§ WORK REQUIRED: Below are some records. Pull every line that contains the word "kocayusufandihl".

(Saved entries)
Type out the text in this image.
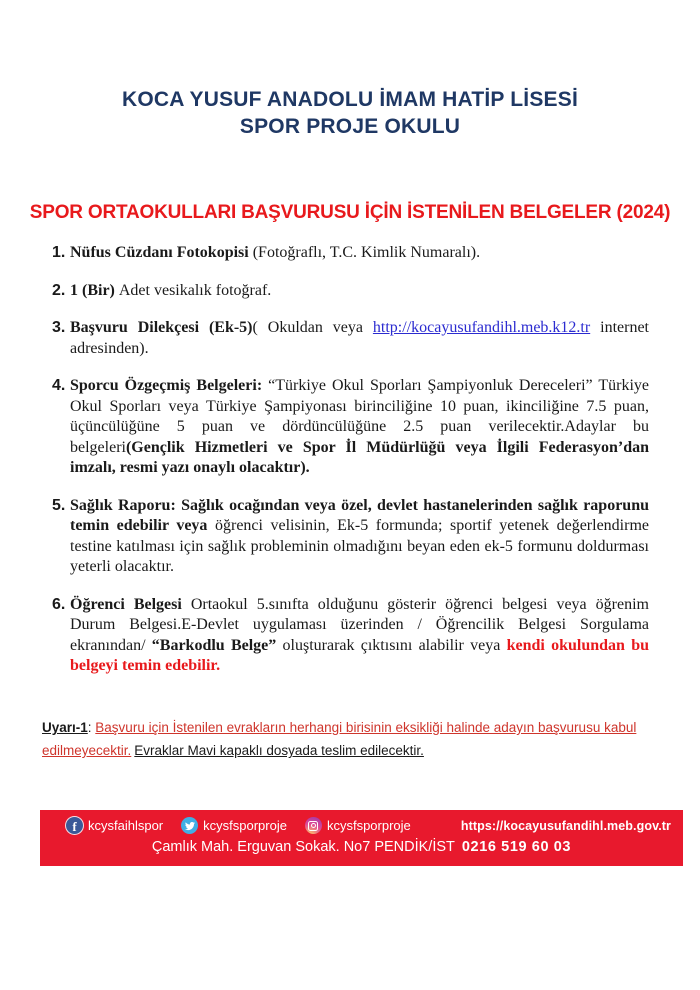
KOCA YUSUF ANADOLU İMAM HATİP LİSESİ
SPOR PROJE OKULU
SPOR ORTAOKULLARI BAŞVURUSU İÇİN İSTENİLEN BELGELER (2024)
1. Nüfus Cüzdanı Fotokopisi (Fotoğraflı, T.C. Kimlik Numaralı).
2. 1 (Bir) Adet vesikalık fotoğraf.
3. Başvuru Dilekçesi (Ek-5)( Okuldan veya http://kocayusufandihl.meb.k12.tr internet adresinden).
4. Sporcu Özgeçmiş Belgeleri: “Türkiye Okul Sporları Şampiyonluk Dereceleri” Türkiye Okul Sporları veya Türkiye Şampiyonası birinciliğine 10 puan, ikinciliğine 7.5 puan, üçüncülüğüne 5 puan ve dördüncülüğüne 2.5 puan verilecektir.Adaylar bu belgeleri(Gençlik Hizmetleri ve Spor İl Müdürlüğü veya İlgili Federasyon’dan imzalı, resmi yazı onaylı olacaktır).
5. Sağlık Raporu: Sağlık ocağından veya özel, devlet hastanelerinden sağlık raporunu temin edebilir veya öğrenci velisinin, Ek-5 formunda; sportif yetenek değerlendirme testine katılması için sağlık probleminin olmadığını beyan eden ek-5 formunu doldurması yeterli olacaktır.
6. Öğrenci Belgesi Ortaokul 5.sınıfta olduğunu gösterir öğrenci belgesi veya öğrenim Durum Belgesi.E-Devlet uygulaması üzerinden / Öğrencilik Belgesi Sorgulama ekranından/ “Barkodlu Belge” oluşturarak çıktısını alabilir veya kendi okulundan bu belgeyi temin edebilir.
Uyarı-1: Başvuru için İstenilen evrakların herhangi birisinin eksikliği halinde adayın başvurusu kabul edilmeyecektir. Evraklar Mavi kapaklı dosyada teslim edilecektir.
f kcysfaihlspor	kcysfsporproje	kcysfsporproje	https://kocayusufandihl.meb.gov.tr
Çamlık Mah. Erguvan Sokak. No7 PENDİK/İST 0216 519 60 03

§ EXERCISE ANSWER:
3. Başvuru Dilekçesi (Ek-5)( Okuldan veya http://kocayusufandihl.meb.k12.tr internet adresinden).
f kcysfaihlspor	kcysfsporproje	kcysfsporproje	https://kocayusufandihl.meb.gov.tr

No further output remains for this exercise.